— BEGIN MATERIAL PROVIDED —

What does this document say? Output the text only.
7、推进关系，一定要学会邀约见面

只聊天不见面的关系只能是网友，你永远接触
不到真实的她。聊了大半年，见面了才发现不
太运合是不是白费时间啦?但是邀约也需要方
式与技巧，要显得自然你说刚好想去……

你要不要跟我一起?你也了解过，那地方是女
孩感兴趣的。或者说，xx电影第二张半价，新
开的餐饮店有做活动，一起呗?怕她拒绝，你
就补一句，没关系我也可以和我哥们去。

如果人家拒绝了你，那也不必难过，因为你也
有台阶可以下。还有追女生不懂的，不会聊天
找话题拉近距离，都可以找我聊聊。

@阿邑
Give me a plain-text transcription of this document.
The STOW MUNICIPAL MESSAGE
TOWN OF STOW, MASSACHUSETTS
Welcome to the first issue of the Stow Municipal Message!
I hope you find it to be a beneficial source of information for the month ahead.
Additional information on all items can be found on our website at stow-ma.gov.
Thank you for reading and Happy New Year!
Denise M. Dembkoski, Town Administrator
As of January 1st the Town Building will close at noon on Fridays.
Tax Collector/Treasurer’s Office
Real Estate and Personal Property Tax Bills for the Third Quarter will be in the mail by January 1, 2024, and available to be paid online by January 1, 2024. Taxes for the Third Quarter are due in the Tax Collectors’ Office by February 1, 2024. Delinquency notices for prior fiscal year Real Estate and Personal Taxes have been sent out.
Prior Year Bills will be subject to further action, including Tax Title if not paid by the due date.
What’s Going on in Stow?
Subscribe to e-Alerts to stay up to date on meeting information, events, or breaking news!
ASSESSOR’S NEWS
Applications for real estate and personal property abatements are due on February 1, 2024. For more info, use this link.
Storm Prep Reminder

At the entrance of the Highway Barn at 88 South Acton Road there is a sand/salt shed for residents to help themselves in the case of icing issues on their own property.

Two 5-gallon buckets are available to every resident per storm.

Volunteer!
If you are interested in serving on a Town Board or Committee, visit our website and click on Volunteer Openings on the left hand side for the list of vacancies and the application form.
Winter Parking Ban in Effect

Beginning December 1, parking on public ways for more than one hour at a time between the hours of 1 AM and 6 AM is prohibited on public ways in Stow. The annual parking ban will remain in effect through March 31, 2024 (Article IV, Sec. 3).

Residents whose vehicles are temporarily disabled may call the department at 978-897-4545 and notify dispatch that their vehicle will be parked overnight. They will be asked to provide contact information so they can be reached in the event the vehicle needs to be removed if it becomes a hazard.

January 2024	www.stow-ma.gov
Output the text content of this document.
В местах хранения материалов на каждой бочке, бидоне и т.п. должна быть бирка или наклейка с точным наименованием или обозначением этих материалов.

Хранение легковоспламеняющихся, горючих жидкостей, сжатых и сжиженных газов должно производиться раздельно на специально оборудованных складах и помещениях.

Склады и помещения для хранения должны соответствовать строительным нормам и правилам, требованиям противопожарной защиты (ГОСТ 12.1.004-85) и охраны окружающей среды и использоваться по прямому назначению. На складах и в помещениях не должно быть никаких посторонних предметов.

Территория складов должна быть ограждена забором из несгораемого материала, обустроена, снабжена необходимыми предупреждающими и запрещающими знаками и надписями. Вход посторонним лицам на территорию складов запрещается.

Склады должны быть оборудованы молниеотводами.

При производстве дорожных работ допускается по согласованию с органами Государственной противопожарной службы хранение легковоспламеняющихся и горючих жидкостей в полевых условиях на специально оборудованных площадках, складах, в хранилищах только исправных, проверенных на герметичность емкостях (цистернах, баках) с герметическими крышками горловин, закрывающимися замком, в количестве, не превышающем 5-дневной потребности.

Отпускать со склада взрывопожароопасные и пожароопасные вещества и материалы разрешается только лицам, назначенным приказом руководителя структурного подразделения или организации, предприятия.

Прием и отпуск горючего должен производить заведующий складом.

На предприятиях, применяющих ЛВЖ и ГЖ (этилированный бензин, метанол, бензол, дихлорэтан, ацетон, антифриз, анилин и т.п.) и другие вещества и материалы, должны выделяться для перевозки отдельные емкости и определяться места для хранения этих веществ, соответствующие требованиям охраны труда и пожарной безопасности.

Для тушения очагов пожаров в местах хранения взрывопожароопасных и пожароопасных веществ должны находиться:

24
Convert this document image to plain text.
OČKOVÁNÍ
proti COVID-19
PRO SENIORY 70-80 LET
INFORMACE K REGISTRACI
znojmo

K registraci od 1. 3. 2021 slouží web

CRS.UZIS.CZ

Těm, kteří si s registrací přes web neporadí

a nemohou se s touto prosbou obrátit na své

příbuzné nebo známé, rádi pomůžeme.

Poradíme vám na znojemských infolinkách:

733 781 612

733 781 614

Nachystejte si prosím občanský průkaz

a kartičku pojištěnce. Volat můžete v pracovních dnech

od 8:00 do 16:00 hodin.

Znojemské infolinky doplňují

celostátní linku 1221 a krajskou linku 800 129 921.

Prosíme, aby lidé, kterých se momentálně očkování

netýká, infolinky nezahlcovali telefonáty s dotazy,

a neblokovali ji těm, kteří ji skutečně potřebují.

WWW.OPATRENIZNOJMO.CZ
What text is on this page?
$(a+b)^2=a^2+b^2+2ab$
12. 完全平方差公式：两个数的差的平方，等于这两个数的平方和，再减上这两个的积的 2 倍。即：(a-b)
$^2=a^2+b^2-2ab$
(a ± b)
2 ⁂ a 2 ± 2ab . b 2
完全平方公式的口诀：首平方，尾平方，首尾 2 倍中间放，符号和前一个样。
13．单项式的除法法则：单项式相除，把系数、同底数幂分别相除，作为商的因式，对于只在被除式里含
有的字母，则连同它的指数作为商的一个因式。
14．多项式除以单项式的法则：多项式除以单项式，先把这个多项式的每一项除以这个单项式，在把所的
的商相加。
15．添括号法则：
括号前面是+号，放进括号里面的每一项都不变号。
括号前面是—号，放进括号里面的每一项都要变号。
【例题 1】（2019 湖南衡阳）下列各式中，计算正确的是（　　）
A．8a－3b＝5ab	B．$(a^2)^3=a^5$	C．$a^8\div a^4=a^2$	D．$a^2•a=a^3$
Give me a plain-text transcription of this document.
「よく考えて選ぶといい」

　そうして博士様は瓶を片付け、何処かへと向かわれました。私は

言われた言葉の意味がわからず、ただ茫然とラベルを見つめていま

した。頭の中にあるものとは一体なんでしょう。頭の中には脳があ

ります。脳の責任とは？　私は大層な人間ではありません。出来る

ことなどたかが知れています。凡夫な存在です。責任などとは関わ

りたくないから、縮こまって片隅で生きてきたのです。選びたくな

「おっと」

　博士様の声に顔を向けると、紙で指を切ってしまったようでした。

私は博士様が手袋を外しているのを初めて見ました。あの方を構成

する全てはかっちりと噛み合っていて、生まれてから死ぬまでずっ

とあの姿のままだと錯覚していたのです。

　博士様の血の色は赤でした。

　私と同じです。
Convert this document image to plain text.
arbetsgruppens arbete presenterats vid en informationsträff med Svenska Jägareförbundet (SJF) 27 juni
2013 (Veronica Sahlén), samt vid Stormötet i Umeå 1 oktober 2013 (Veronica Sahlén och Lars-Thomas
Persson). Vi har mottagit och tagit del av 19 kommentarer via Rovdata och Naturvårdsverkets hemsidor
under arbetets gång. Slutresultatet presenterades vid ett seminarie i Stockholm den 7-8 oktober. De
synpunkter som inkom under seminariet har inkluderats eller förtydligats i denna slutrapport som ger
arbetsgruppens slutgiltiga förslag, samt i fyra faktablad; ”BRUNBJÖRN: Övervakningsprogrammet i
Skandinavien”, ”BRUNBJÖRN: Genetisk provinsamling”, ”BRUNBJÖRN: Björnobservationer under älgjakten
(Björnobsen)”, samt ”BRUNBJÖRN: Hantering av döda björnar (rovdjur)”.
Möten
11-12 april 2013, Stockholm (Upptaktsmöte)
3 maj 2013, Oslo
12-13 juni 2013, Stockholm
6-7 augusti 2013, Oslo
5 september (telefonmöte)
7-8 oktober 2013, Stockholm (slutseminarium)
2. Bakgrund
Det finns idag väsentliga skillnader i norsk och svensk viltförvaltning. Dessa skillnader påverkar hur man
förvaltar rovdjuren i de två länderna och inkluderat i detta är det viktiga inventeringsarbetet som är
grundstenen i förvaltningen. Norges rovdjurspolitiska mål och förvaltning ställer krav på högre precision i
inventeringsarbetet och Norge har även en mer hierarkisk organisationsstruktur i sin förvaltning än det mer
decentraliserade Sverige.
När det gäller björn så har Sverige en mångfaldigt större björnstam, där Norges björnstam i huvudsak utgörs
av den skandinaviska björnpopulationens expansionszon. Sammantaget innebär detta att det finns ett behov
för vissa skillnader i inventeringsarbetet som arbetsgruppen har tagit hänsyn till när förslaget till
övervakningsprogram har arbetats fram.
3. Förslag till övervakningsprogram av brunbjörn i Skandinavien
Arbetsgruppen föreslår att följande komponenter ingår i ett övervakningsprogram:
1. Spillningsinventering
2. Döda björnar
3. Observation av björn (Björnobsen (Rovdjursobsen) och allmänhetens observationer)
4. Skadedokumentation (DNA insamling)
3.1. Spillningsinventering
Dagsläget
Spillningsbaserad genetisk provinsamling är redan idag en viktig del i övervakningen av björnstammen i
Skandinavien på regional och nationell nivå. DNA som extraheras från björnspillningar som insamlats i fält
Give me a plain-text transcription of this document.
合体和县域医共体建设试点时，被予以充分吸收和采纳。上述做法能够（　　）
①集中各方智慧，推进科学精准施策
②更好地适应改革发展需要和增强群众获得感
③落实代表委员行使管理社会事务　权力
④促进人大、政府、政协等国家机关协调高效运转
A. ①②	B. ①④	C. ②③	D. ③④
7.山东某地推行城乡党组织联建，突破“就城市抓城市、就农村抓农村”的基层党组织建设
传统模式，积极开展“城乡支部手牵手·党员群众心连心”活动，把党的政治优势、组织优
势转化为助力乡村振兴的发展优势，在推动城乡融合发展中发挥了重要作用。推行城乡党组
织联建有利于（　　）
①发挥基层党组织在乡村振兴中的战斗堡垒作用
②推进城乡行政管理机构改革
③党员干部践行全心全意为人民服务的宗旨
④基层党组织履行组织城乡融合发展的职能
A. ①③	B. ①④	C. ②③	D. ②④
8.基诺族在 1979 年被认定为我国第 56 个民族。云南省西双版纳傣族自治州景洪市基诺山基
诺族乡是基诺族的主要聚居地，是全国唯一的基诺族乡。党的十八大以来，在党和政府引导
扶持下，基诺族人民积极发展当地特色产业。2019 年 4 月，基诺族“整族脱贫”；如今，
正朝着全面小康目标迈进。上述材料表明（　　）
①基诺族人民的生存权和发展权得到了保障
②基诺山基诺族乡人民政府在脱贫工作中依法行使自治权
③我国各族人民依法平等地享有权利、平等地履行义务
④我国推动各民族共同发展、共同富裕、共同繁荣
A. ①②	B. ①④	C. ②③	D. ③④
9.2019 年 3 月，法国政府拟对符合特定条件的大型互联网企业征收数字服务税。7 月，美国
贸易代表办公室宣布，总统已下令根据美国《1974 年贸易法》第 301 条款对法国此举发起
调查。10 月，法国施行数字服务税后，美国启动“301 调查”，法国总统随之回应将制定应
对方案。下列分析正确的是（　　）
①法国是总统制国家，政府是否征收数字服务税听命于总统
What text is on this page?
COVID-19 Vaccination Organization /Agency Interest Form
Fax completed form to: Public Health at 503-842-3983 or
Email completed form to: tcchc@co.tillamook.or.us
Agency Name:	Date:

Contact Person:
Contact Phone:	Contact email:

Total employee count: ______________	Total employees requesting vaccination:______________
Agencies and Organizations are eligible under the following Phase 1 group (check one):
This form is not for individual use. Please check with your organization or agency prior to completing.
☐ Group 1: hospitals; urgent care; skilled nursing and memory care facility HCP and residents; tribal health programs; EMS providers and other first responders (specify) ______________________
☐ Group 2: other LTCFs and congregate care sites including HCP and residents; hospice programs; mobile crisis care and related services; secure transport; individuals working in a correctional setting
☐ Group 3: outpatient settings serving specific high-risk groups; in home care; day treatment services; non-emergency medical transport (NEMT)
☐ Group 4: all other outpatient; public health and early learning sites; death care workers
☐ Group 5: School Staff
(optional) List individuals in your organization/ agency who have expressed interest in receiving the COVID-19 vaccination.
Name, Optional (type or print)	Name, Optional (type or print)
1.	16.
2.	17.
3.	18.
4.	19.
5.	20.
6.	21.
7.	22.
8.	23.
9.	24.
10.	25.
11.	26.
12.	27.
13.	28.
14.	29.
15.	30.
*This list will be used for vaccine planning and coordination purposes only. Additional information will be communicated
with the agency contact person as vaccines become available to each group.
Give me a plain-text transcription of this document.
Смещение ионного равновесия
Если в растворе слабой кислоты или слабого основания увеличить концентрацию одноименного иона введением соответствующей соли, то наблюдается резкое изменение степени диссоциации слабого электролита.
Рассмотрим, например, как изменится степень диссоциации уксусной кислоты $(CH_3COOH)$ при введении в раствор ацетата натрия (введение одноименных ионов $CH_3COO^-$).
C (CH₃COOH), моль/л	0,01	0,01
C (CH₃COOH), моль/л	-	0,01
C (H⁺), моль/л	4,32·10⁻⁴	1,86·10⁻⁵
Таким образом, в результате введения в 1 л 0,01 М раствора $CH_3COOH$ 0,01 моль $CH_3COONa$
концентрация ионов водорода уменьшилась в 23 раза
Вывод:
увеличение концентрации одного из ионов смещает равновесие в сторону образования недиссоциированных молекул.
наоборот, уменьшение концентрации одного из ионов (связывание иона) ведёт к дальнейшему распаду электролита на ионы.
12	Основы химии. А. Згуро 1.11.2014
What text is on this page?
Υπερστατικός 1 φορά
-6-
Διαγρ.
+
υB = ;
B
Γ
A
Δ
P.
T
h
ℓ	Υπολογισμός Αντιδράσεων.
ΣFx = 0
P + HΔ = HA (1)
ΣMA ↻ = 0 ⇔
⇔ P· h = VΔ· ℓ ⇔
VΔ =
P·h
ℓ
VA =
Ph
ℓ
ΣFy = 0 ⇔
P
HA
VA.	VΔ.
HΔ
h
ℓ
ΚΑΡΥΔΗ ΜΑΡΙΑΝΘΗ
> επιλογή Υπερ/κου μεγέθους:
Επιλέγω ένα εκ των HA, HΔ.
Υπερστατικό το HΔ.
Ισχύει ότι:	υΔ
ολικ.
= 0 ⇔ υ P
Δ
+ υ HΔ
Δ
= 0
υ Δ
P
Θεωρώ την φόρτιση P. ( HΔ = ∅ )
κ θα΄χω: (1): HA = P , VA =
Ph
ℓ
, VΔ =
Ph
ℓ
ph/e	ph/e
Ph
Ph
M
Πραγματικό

— END MATERIAL PROVIDED —

BRIEF -
Scan the material for lines with the word "Склады", and copy each line you find.

EXPECTED OUTPUT -
Склады и помещения для хранения должны соответствовать строительным нормам и правилам, требованиям противопожарной защиты (ГОСТ 12.1.004-85) и охраны окружающей среды и использоваться по прямому назначению. На складах и в помещениях не должно быть никаких посторонних предметов.
Склады должны быть оборудованы молниеотводами.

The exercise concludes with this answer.